(Listings of element regions)
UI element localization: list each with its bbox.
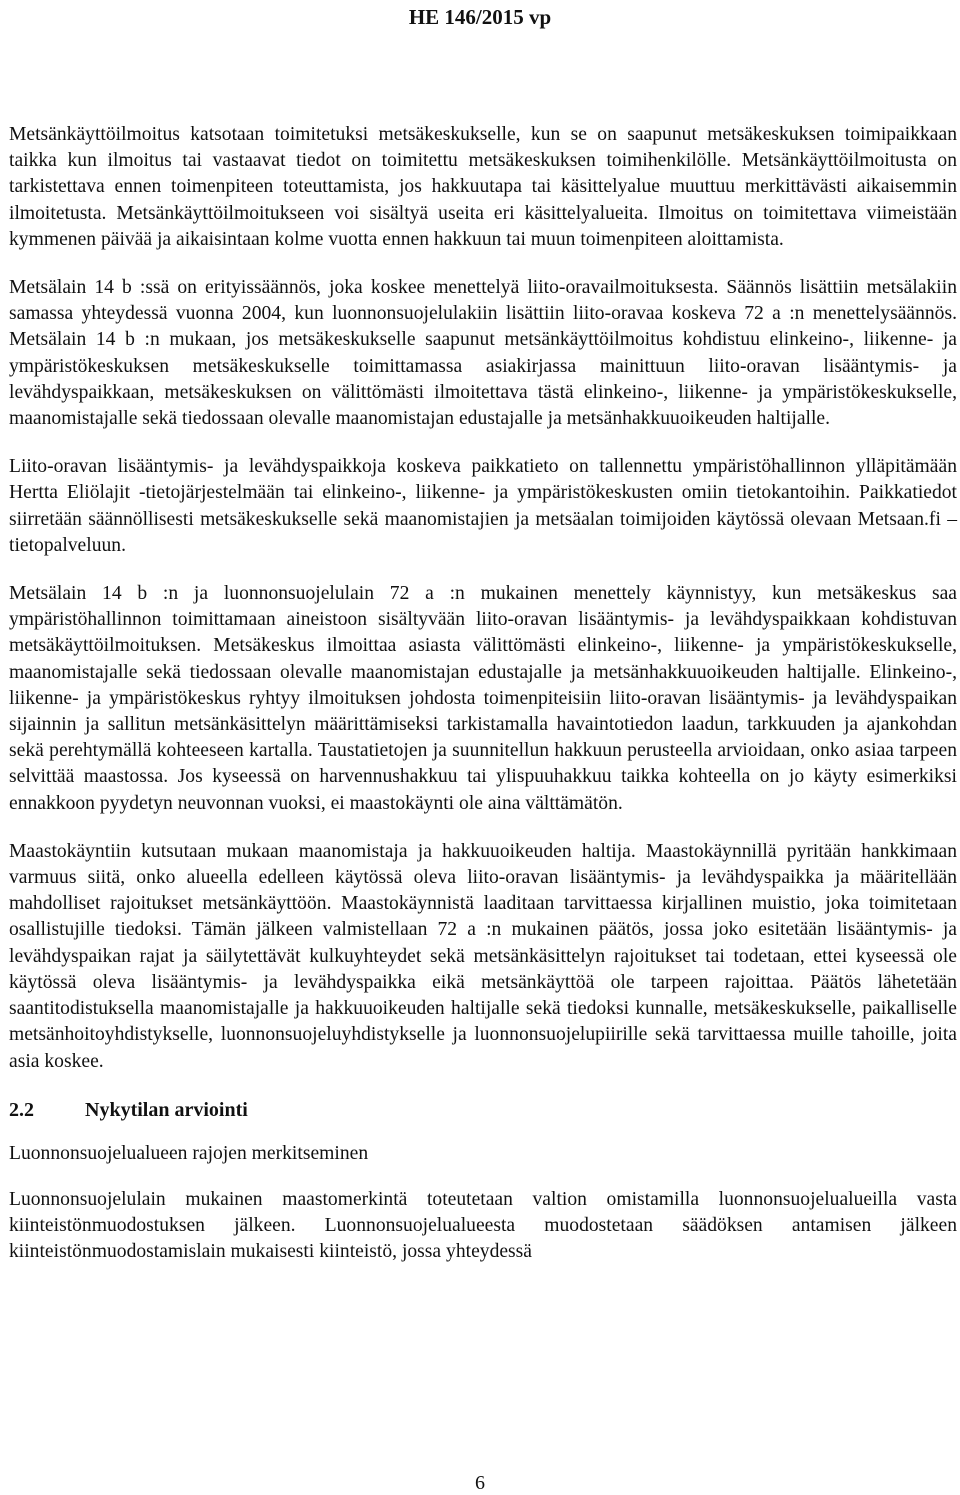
- section-number: 2.2: [9, 1098, 34, 1121]
- document-body: [9, 122, 957, 1265]
- paragraph-2: Metsälain 14 b :ssä on erityissäännös, joka koskee menettelyä liito-oravailmoituksesta. Säännös lisättiin metsälakiin samassa yhteydessä vuonna 2004, kun luonnonsuojelulakiin lisättiin liito-oravaa koskeva 72 a :n menettelysäännös. Metsälain 14 b :n mukaan, jos metsäkeskukselle saapunut metsänkäyttöilmoitus kohdistuu elinkeino-, liikenne- ja ympäristökeskuksen metsäkeskukselle toimittamassa asiakirjassa mainittuun liito-oravan lisääntymis- ja levähdyspaikkaan, metsäkeskuksen on välittömästi ilmoitettava tästä elinkeino-, liikenne- ja ympäristökeskukselle, maanomistajalle sekä tiedossaan olevalle maanomistajan edustajalle ja metsänhakkuuoikeuden haltijalle.: [9, 277, 957, 430]
- section-heading: [9, 1097, 957, 1123]
- page-number: 6: [475, 1472, 485, 1494]
- paragraph-4: Metsälain 14 b :n ja luonnonsuojelulain 72 a :n mukainen menettely käynnistyy, kun metsäkeskus saa ympäristöhallinnon toimittamaan aineistoon sisältyvään liito-oravan lisääntymis- ja levähdyspaikkaan kohdistuvan metsäkäyttöilmoituksen. Metsäkeskus ilmoittaa asiasta välittömästi elinkeino-, liikenne- ja ympäristökeskukselle, maanomistajalle sekä tiedossaan olevalle maanomistajan edustajalle ja metsänhakkuuoikeuden haltijalle. Elinkeino-, liikenne- ja ympäristökeskus ryhtyy ilmoituksen johdosta toimenpiteisiin liito-oravan lisääntymis- ja levähdyspaikan sijainnin ja sallitun metsänkäsittelyn määrittämiseksi tarkistamalla havaintotiedon laadun, tarkkuuden ja ajankohdan sekä perehtymällä kohteeseen kartalla. Taustatietojen ja suunnitellun hakkuun perusteella arvioidaan, onko asiaa tarpeen selvittää maastossa. Jos kyseessä on harvennushakkuu tai ylispuuhakkuu taikka kohteella on jo käyty esimerkiksi ennakkoon pyydetyn neuvonnan vuoksi, ei maastokäynti ole aina välttämätön.: [9, 583, 957, 814]
- section-paragraph: Luonnonsuojelulain mukainen maastomerkintä toteutetaan valtion omistamilla luonnonsuojelualueilla vasta kiinteistönmuodostuksen jälkeen. Luonnonsuojelualueesta muodostetaan säädöksen antamisen jälkeen kiinteistönmuodostamislain mukaisesti kiinteistö, jossa yhteydessä: [9, 1188, 957, 1263]
- document-header: HE 146/2015 vp: [408, 5, 552, 29]
- section-title: Nykytilan arviointi: [85, 1098, 248, 1121]
- paragraph-1: Metsänkäyttöilmoitus katsotaan toimitetuksi metsäkeskukselle, kun se on saapunut metsäkeskuksen toimipaikkaan taikka kun ilmoitus tai vastaavat tiedot on toimitettu metsäkeskuksen toimihenkilölle. Metsänkäyttöilmoitusta on tarkistettava ennen toimenpiteen toteuttamista, jos hakkuutapa tai käsittelyalue muuttuu merkittävästi aikaisemmin ilmoitetusta. Metsänkäyttöilmoitukseen voi sisältyä useita eri käsittelyalueita. Ilmoitus on toimitettava viimeistään kymmenen päivää ja aikaisintaan kolme vuotta ennen hakkuun tai muun toimenpiteen aloittamista.: [9, 124, 957, 250]
- section-subheading: Luonnonsuojelualueen rajojen merkitseminen: [9, 1142, 369, 1164]
- paragraph-5: Maastokäyntiin kutsutaan mukaan maanomistaja ja hakkuuoikeuden haltija. Maastokäynnillä pyritään hankkimaan varmuus siitä, onko alueella edelleen käytössä oleva liito-oravan lisääntymis- ja levähdyspaikka ja määritellään mahdolliset rajoitukset metsänkäyttöön. Maastokäynnistä laaditaan tarvittaessa kirjallinen muistio, joka toimitetaan osallistujille tiedoksi. Tämän jälkeen valmistellaan 72 a :n mukainen päätös, jossa joko esitetään lisääntymis- ja levähdyspaikan rajat ja säilytettävät kulkuyhteydet sekä metsänkäsittelyn rajoitukset tai todetaan, ettei kyseessä ole käytössä oleva lisääntymis- ja levähdyspaikka eikä metsänkäyttöä ole tarpeen rajoittaa. Päätös lähetetään saantitodistuksella maanomistajalle ja hakkuuoikeuden haltijalle sekä tiedoksi kunnalle, metsäkeskukselle, paikalliselle metsänhoitoyhdistykselle, luonnonsuojeluyhdistykselle ja luonnonsuojelupiirille sekä tarvittaessa muille tahoille, joita asia koskee.: [9, 840, 957, 1072]
- paragraph-3: Liito-oravan lisääntymis- ja levähdyspaikkoja koskeva paikkatieto on tallennettu ympäristöhallinnon ylläpitämään Hertta Eliölajit -tietojärjestelmään tai elinkeino-, liikenne- ja ympäristökeskusten omiin tietokantoihin. Paikkatiedot siirretään säännöllisesti metsäkeskukselle sekä maanomistajien ja metsäalan toimijoiden käytössä olevaan Metsaan.fi –tietopalveluun.: [9, 456, 957, 556]
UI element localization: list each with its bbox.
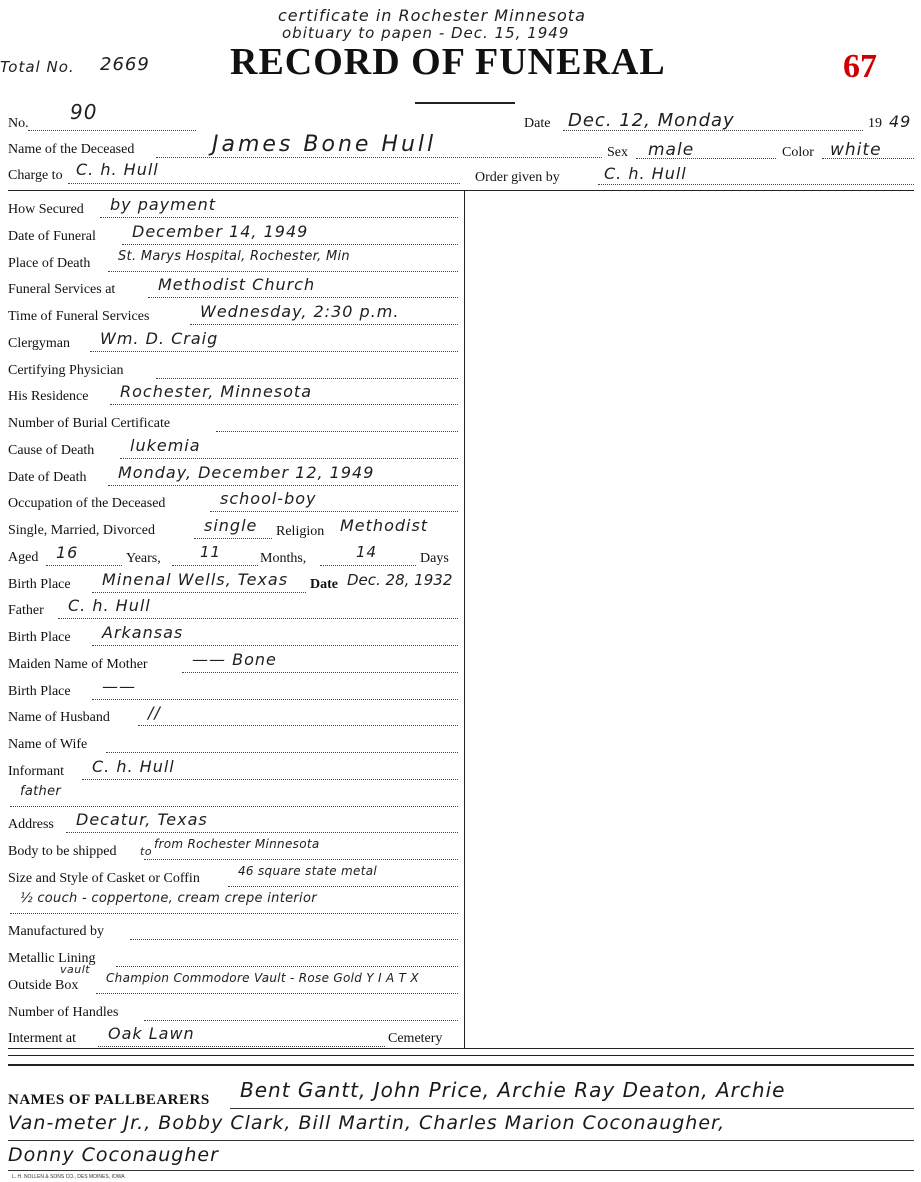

*GIVEN PROBLEM*. Copy the records above word for word, omitting the pictures.

*RESULT OF THE TASK*.
UI element localization: list each with its bbox.
- section-number: 2.2: [9, 1098, 34, 1121]
- document-body: [9, 122, 957, 1265]
- paragraph-2: Metsälain 14 b :ssä on erityissäännös, joka koskee menettelyä liito-oravailmoituksesta. Säännös lisättiin metsälakiin samassa yhteydessä vuonna 2004, kun luonnonsuojelulakiin lisättiin liito-oravaa koskeva 72 a :n menettelysäännös. Metsälain 14 b :n mukaan, jos metsäkeskukselle saapunut metsänkäyttöilmoitus kohdistuu elinkeino-, liikenne- ja ympäristökeskuksen metsäkeskukselle toimittamassa asiakirjassa mainittuun liito-oravan lisääntymis- ja levähdyspaikkaan, metsäkeskuksen on välittömästi ilmoitettava tästä elinkeino-, liikenne- ja ympäristökeskukselle, maanomistajalle sekä tiedossaan olevalle maanomistajan edustajalle ja metsänhakkuuoikeuden haltijalle.: [9, 277, 957, 430]
- section-heading: [9, 1097, 957, 1123]
- page-number: 6: [475, 1472, 485, 1494]
- paragraph-4: Metsälain 14 b :n ja luonnonsuojelulain 72 a :n mukainen menettely käynnistyy, kun metsäkeskus saa ympäristöhallinnon toimittamaan aineistoon sisältyvään liito-oravan lisääntymis- ja levähdyspaikkaan kohdistuvan metsäkäyttöilmoituksen. Metsäkeskus ilmoittaa asiasta välittömästi elinkeino-, liikenne- ja ympäristökeskukselle, maanomistajalle sekä tiedossaan olevalle maanomistajan edustajalle ja metsänhakkuuoikeuden haltijalle. Elinkeino-, liikenne- ja ympäristökeskus ryhtyy ilmoituksen johdosta toimenpiteisiin liito-oravan lisääntymis- ja levähdyspaikan sijainnin ja sallitun metsänkäsittelyn määrittämiseksi tarkistamalla havaintotiedon laadun, tarkkuuden ja ajankohdan sekä perehtymällä kohteeseen kartalla. Taustatietojen ja suunnitellun hakkuun perusteella arvioidaan, onko asiaa tarpeen selvittää maastossa. Jos kyseessä on harvennushakkuu tai ylispuuhakkuu taikka kohteella on jo käyty esimerkiksi ennakkoon pyydetyn neuvonnan vuoksi, ei maastokäynti ole aina välttämätön.: [9, 583, 957, 814]
- section-paragraph: Luonnonsuojelulain mukainen maastomerkintä toteutetaan valtion omistamilla luonnonsuojelualueilla vasta kiinteistönmuodostuksen jälkeen. Luonnonsuojelualueesta muodostetaan säädöksen antamisen jälkeen kiinteistönmuodostamislain mukaisesti kiinteistö, jossa yhteydessä: [9, 1188, 957, 1263]
- document-header: HE 146/2015 vp: [408, 5, 552, 29]
- section-title: Nykytilan arviointi: [85, 1098, 248, 1121]
- paragraph-1: Metsänkäyttöilmoitus katsotaan toimitetuksi metsäkeskukselle, kun se on saapunut metsäkeskuksen toimipaikkaan taikka kun ilmoitus tai vastaavat tiedot on toimitettu metsäkeskuksen toimihenkilölle. Metsänkäyttöilmoitusta on tarkistettava ennen toimenpiteen toteuttamista, jos hakkuutapa tai käsittelyalue muuttuu merkittävästi aikaisemmin ilmoitetusta. Metsänkäyttöilmoitukseen voi sisältyä useita eri käsittelyalueita. Ilmoitus on toimitettava viimeistään kymmenen päivää ja aikaisintaan kolme vuotta ennen hakkuun tai muun toimenpiteen aloittamista.: [9, 124, 957, 250]
- section-subheading: Luonnonsuojelualueen rajojen merkitseminen: [9, 1142, 369, 1164]
- paragraph-5: Maastokäyntiin kutsutaan mukaan maanomistaja ja hakkuuoikeuden haltija. Maastokäynnillä pyritään hankkimaan varmuus siitä, onko alueella edelleen käytössä oleva liito-oravan lisääntymis- ja levähdyspaikka ja määritellään mahdolliset rajoitukset metsänkäyttöön. Maastokäynnistä laaditaan tarvittaessa kirjallinen muistio, joka toimitetaan osallistujille tiedoksi. Tämän jälkeen valmistellaan 72 a :n mukainen päätös, jossa joko esitetään lisääntymis- ja levähdyspaikan rajat ja säilytettävät kulkuyhteydet sekä metsänkäsittelyn rajoitukset tai todetaan, ettei kyseessä ole käytössä oleva lisääntymis- ja levähdyspaikka eikä metsänkäyttöä ole tarpeen rajoittaa. Päätös lähetetään saantitodistuksella maanomistajalle ja hakkuuoikeuden haltijalle sekä tiedoksi kunnalle, metsäkeskukselle, paikalliselle metsänhoitoyhdistykselle, luonnonsuojeluyhdistykselle ja luonnonsuojelupiirille sekä tarvittaessa muille tahoille, joita asia koskee.: [9, 840, 957, 1072]
- paragraph-3: Liito-oravan lisääntymis- ja levähdyspaikkoja koskeva paikkatieto on tallennettu ympäristöhallinnon ylläpitämään Hertta Eliölajit -tietojärjestelmään tai elinkeino-, liikenne- ja ympäristökeskusten omiin tietokantoihin. Paikkatiedot siirretään säännöllisesti metsäkeskukselle sekä maanomistajien ja metsäalan toimijoiden käytössä olevaan Metsaan.fi –tietopalveluun.: [9, 456, 957, 556]
UI element localization: list each with its bbox.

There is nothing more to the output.